Please give the count of lines holding the string "from" and nothing besides.

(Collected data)
::::::::::
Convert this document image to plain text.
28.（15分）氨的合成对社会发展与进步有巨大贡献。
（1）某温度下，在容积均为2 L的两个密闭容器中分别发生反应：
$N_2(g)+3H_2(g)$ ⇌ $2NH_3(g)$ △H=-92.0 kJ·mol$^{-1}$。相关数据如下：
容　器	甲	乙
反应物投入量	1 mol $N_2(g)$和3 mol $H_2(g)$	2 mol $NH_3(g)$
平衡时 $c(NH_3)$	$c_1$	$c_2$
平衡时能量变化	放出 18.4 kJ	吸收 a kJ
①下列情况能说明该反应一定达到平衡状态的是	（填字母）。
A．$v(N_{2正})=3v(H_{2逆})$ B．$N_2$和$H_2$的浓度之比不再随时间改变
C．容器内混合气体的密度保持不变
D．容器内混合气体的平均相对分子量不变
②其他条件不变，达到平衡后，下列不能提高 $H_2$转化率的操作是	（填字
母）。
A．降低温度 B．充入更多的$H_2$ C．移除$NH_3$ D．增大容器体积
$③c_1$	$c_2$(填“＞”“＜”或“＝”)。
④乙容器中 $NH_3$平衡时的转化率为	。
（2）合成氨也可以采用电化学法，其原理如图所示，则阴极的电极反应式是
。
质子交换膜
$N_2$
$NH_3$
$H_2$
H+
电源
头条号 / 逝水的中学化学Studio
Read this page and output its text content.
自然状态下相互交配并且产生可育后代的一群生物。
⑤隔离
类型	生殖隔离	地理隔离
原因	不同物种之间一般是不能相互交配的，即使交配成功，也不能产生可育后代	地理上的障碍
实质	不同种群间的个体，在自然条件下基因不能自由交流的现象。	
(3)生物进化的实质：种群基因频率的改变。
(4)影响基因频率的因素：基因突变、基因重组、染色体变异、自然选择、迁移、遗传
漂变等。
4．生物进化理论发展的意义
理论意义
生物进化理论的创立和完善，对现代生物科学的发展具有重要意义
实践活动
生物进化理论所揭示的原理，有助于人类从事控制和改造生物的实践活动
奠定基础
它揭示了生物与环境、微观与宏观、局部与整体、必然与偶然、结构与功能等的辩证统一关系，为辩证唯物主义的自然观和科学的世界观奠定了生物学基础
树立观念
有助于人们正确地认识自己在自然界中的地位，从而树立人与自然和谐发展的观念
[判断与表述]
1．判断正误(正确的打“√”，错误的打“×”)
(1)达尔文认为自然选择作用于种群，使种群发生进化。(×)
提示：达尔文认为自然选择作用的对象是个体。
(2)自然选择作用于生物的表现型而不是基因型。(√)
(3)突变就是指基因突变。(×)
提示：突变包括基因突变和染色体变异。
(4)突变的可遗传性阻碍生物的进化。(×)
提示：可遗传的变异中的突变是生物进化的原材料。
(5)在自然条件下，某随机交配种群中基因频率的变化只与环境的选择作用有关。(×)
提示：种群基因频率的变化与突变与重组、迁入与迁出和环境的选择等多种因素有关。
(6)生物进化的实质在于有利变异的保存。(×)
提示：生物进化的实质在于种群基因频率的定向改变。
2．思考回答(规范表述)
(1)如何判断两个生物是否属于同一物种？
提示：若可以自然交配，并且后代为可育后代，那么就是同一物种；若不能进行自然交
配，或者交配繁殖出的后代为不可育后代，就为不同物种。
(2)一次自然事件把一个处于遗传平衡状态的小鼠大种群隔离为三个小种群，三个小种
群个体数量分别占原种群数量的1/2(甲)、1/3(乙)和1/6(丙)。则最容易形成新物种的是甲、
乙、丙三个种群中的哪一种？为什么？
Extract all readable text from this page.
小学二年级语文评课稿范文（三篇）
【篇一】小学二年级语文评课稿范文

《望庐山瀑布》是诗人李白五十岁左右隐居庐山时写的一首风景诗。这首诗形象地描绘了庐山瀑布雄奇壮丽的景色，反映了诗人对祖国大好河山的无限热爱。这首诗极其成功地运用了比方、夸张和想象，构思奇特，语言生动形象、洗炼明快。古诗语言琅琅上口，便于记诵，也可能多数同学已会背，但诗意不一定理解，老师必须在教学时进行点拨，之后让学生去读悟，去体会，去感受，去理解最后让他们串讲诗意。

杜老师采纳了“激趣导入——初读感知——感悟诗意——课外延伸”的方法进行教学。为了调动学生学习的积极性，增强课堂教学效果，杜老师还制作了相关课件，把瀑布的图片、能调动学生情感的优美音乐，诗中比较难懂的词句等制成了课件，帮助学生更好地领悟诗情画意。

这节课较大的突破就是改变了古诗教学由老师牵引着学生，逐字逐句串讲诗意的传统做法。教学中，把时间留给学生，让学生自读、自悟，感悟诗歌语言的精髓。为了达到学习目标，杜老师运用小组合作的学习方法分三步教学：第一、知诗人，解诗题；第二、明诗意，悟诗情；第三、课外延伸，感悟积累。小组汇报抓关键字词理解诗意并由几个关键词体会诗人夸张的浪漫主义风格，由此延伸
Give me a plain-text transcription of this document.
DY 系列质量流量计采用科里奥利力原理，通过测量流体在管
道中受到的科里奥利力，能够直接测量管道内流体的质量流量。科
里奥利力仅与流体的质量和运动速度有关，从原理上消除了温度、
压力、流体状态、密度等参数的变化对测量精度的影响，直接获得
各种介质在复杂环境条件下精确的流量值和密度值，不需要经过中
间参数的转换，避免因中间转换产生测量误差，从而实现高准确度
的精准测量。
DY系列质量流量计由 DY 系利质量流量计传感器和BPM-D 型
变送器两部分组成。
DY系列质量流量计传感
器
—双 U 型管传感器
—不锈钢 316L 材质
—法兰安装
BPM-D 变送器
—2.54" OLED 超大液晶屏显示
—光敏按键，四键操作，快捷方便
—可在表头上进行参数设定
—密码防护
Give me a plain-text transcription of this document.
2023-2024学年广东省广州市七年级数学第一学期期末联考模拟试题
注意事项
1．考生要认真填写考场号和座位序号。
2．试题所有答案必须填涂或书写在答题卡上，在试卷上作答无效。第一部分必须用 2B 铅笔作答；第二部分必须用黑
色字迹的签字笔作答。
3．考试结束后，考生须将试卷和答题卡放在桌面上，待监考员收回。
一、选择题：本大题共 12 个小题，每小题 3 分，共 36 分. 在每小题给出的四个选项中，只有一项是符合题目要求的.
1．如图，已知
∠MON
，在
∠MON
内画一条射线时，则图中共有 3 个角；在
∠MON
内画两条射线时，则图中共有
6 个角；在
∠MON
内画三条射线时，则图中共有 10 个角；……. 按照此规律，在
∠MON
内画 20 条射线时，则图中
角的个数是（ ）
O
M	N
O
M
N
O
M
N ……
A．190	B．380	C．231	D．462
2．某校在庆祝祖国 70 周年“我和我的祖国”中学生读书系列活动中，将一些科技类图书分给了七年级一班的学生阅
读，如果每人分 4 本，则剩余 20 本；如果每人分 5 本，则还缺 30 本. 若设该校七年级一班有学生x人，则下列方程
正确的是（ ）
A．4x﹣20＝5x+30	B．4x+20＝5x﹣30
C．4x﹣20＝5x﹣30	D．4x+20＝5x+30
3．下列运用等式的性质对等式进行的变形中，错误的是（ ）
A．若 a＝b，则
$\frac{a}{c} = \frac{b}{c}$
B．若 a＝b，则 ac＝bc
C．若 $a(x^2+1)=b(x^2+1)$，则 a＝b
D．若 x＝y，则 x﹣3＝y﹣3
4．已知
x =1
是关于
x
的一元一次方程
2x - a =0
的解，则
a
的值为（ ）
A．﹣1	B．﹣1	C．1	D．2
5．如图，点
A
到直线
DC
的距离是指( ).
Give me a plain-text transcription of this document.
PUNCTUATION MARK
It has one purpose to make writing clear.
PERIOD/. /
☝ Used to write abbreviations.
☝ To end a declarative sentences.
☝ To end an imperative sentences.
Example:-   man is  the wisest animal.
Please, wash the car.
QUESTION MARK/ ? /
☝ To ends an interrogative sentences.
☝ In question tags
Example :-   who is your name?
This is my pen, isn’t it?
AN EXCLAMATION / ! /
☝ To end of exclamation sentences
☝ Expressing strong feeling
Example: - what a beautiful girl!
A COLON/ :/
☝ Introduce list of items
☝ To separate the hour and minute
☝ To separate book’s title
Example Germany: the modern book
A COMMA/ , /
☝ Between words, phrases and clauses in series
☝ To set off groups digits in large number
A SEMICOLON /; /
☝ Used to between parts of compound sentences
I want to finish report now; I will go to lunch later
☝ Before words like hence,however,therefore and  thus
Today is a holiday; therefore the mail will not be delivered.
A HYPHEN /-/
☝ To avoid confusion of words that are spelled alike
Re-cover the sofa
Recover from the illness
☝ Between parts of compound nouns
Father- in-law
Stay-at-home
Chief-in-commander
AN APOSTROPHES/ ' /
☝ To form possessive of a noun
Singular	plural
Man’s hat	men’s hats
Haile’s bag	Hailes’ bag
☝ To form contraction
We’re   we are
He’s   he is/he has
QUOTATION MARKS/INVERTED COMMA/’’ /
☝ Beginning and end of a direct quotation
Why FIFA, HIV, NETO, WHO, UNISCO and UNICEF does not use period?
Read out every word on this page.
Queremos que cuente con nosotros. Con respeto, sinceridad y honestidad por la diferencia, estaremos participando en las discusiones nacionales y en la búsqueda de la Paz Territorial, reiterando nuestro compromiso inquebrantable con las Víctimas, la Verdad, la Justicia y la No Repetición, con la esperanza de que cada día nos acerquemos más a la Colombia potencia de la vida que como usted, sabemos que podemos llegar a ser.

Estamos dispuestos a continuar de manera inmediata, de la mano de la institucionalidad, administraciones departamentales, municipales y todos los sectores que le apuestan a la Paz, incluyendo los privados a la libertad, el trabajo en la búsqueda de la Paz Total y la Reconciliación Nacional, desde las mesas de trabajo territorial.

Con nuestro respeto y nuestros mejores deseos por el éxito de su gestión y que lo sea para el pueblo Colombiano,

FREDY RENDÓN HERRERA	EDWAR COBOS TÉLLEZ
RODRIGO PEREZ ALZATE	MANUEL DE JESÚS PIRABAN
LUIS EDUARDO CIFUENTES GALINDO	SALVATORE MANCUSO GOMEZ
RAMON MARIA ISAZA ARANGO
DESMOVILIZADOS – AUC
::::::::::
■ **FINISHED EXERCISE**:
2